- [SHORT TASK]:
Every entry that follows should be reproduced exactly.

- [STORED RECORDS]:

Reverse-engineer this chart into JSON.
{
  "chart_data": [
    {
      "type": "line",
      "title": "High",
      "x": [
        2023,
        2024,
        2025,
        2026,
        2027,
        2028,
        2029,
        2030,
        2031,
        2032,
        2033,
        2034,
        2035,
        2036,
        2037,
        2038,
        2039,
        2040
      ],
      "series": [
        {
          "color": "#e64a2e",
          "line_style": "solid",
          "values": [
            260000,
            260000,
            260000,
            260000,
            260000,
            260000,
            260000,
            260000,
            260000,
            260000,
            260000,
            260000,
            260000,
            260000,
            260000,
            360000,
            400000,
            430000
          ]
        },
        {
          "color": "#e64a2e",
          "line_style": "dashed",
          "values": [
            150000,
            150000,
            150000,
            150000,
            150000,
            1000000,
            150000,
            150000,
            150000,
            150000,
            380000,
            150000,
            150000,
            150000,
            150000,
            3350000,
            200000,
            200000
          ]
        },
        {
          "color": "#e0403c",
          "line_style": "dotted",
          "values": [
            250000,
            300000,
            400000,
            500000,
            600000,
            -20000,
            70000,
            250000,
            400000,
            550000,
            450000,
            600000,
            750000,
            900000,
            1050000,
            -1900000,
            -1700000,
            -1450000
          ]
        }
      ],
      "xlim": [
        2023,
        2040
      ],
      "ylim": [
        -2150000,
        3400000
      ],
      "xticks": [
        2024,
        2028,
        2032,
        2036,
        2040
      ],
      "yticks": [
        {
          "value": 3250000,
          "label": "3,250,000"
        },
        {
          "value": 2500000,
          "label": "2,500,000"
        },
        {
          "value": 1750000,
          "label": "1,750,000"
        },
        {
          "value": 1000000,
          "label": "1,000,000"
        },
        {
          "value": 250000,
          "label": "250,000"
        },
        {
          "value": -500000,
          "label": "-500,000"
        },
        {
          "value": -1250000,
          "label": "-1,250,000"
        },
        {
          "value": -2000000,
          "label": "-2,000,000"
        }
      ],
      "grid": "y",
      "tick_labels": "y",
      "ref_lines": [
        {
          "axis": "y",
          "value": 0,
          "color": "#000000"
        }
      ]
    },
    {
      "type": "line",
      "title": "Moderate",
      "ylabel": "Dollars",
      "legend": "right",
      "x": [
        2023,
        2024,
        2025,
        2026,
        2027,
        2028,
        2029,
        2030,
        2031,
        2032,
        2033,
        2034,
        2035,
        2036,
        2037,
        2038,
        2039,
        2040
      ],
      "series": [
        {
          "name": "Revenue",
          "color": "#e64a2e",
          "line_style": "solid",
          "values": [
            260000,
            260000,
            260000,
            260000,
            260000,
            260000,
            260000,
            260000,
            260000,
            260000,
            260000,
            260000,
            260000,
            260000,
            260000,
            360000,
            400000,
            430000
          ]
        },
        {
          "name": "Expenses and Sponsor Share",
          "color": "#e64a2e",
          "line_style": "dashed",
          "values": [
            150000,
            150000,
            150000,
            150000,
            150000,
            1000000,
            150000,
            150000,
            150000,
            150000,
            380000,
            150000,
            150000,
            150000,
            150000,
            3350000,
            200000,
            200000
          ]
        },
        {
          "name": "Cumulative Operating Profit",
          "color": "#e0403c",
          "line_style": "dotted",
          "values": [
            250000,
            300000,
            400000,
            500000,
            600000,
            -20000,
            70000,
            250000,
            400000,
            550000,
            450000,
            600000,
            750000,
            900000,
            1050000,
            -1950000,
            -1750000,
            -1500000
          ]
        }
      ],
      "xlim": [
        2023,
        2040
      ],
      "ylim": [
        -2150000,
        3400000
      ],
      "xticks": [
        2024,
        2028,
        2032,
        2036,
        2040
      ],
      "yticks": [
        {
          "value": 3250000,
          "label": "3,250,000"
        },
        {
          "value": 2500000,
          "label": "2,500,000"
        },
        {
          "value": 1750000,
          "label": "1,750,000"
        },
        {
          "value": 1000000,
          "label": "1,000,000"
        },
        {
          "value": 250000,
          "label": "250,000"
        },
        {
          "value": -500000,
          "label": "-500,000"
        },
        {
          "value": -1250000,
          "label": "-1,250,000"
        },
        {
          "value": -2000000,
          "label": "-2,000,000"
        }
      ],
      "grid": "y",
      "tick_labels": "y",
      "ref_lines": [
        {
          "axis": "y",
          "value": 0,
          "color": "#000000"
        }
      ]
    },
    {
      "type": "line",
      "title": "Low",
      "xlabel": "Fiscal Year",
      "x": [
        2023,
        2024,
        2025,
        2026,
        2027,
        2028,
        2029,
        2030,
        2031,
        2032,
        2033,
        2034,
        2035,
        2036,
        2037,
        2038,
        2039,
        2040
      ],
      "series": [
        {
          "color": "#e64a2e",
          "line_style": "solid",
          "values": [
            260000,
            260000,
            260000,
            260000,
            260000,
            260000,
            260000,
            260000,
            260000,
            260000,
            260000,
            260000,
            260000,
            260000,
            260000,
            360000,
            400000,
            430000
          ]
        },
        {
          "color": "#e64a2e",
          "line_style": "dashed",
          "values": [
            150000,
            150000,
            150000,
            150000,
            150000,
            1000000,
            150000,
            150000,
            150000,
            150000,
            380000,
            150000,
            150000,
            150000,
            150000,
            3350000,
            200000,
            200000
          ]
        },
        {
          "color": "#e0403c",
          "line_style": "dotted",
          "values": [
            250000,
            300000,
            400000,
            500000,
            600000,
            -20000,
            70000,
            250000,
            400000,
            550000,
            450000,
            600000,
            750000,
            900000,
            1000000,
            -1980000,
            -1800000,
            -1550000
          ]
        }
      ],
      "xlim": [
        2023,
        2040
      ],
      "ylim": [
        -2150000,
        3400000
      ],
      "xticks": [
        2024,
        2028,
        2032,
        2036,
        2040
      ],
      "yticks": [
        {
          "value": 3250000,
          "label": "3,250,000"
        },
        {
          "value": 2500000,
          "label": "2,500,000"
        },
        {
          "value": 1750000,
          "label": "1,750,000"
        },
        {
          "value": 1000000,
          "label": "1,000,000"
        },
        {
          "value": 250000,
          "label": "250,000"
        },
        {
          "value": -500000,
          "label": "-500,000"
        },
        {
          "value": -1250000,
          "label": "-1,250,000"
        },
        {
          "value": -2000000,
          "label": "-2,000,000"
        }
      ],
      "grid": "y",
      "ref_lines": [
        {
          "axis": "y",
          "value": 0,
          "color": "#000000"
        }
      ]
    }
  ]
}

- [THE OUTPUT]:
Reverse-engineer this chart into JSON.
{
  "chart_data": [
    {
      "type": "line",
      "title": "High",
      "x": [
        2023,
        2024,
        2025,
        2026,
        2027,
        2028,
        2029,
        2030,
        2031,
        2032,
        2033,
        2034,
        2035,
        2036,
        2037,
        2038,
        2039,
        2040
      ],
      "series": [
        {
          "color": "#e64a2e",
          "line_style": "solid",
          "values": [
            260000,
            260000,
            260000,
            260000,
            260000,
            260000,
            260000,
            260000,
            260000,
            260000,
            260000,
            260000,
            260000,
            260000,
            260000,
            360000,
            400000,
            430000
          ]
        },
        {
          "color": "#e64a2e",
          "line_style": "dashed",
          "values": [
            150000,
            150000,
            150000,
            150000,
            150000,
            1000000,
            150000,
            150000,
            150000,
            150000,
            380000,
            150000,
            150000,
            150000,
            150000,
            3350000,
            200000,
            200000
          ]
        },
        {
          "color": "#e0403c",
          "line_style": "dotted",
          "values": [
            250000,
            300000,
            400000,
            500000,
            600000,
            -20000,
            70000,
            250000,
            400000,
            550000,
            450000,
            600000,
            750000,
            900000,
            1050000,
            -1900000,
            -1700000,
            -1450000
          ]
        }
      ],
      "xlim": [
        2023,
        2040
      ],
      "ylim": [
        -2150000,
        3400000
      ],
      "xticks": [
        2024,
        2028,
        2032,
        2036,
        2040
      ],
      "yticks": [
        {
          "value": 3250000,
          "label": "3,250,000"
        },
        {
          "value": 2500000,
          "label": "2,500,000"
        },
        {
          "value": 1750000,
          "label": "1,750,000"
        },
        {
          "value": 1000000,
          "label": "1,000,000"
        },
        {
          "value": 250000,
          "label": "250,000"
        },
        {
          "value": -500000,
          "label": "-500,000"
        },
        {
          "value": -1250000,
          "label": "-1,250,000"
        },
        {
          "value": -2000000,
          "label": "-2,000,000"
        }
      ],
      "grid": "y",
      "tick_labels": "y",
      "ref_lines": [
        {
          "axis": "y",
          "value": 0,
          "color": "#000000"
        }
      ]
    },
    {
      "type": "line",
      "title": "Moderate",
      "ylabel": "Dollars",
      "legend": "right",
      "x": [
        2023,
        2024,
        2025,
        2026,
        2027,
        2028,
        2029,
        2030,
        2031,
        2032,
        2033,
        2034,
        2035,
        2036,
        2037,
        2038,
        2039,
        2040
      ],
      "series": [
        {
          "name": "Revenue",
          "color": "#e64a2e",
          "line_style": "solid",
          "values": [
            260000,
            260000,
            260000,
            260000,
            260000,
            260000,
            260000,
            260000,
            260000,
            260000,
            260000,
            260000,
            260000,
            260000,
            260000,
            360000,
            400000,
            430000
          ]
        },
        {
          "name": "Expenses and Sponsor Share",
          "color": "#e64a2e",
          "line_style": "dashed",
          "values": [
            150000,
            150000,
            150000,
            150000,
            150000,
            1000000,
            150000,
            150000,
            150000,
            150000,
            380000,
            150000,
            150000,
            150000,
            150000,
            3350000,
            200000,
            200000
          ]
        },
        {
          "name": "Cumulative Operating Profit",
          "color": "#e0403c",
          "line_style": "dotted",
          "values": [
            250000,
            300000,
            400000,
            500000,
            600000,
            -20000,
            70000,
            250000,
            400000,
            550000,
            450000,
            600000,
            750000,
            900000,
            1050000,
            -1950000,
            -1750000,
            -1500000
          ]
        }
      ],
      "xlim": [
        2023,
        2040
      ],
      "ylim": [
        -2150000,
        3400000
      ],
      "xticks": [
        2024,
        2028,
        2032,
        2036,
        2040
      ],
      "yticks": [
        {
          "value": 3250000,
          "label": "3,250,000"
        },
        {
          "value": 2500000,
          "label": "2,500,000"
        },
        {
          "value": 1750000,
          "label": "1,750,000"
        },
        {
          "value": 1000000,
          "label": "1,000,000"
        },
        {
          "value": 250000,
          "label": "250,000"
        },
        {
          "value": -500000,
          "label": "-500,000"
        },
        {
          "value": -1250000,
          "label": "-1,250,000"
        },
        {
          "value": -2000000,
          "label": "-2,000,000"
        }
      ],
      "grid": "y",
      "tick_labels": "y",
      "ref_lines": [
        {
          "axis": "y",
          "value": 0,
          "color": "#000000"
        }
      ]
    },
    {
      "type": "line",
      "title": "Low",
      "xlabel": "Fiscal Year",
      "x": [
        2023,
        2024,
        2025,
        2026,
        2027,
        2028,
        2029,
        2030,
        2031,
        2032,
        2033,
        2034,
        2035,
        2036,
        2037,
        2038,
        2039,
        2040
      ],
      "series": [
        {
          "color": "#e64a2e",
          "line_style": "solid",
          "values": [
            260000,
            260000,
            260000,
            260000,
            260000,
            260000,
            260000,
            260000,
            260000,
            260000,
            260000,
            260000,
            260000,
            260000,
            260000,
            360000,
            400000,
            430000
          ]
        },
        {
          "color": "#e64a2e",
          "line_style": "dashed",
          "values": [
            150000,
            150000,
            150000,
            150000,
            150000,
            1000000,
            150000,
            150000,
            150000,
            150000,
            380000,
            150000,
            150000,
            150000,
            150000,
            3350000,
            200000,
            200000
          ]
        },
        {
          "color": "#e0403c",
          "line_style": "dotted",
          "values": [
            250000,
            300000,
            400000,
            500000,
            600000,
            -20000,
            70000,
            250000,
            400000,
            550000,
            450000,
            600000,
            750000,
            900000,
            1000000,
            -1980000,
            -1800000,
            -1550000
          ]
        }
      ],
      "xlim": [
        2023,
        2040
      ],
      "ylim": [
        -2150000,
        3400000
      ],
      "xticks": [
        2024,
        2028,
        2032,
        2036,
        2040
      ],
      "yticks": [
        {
          "value": 3250000,
          "label": "3,250,000"
        },
        {
          "value": 2500000,
          "label": "2,500,000"
        },
        {
          "value": 1750000,
          "label": "1,750,000"
        },
        {
          "value": 1000000,
          "label": "1,000,000"
        },
        {
          "value": 250000,
          "label": "250,000"
        },
        {
          "value": -500000,
          "label": "-500,000"
        },
        {
          "value": -1250000,
          "label": "-1,250,000"
        },
        {
          "value": -2000000,
          "label": "-2,000,000"
        }
      ],
      "grid": "y",
      "ref_lines": [
        {
          "axis": "y",
          "value": 0,
          "color": "#000000"
        }
      ]
    }
  ]
}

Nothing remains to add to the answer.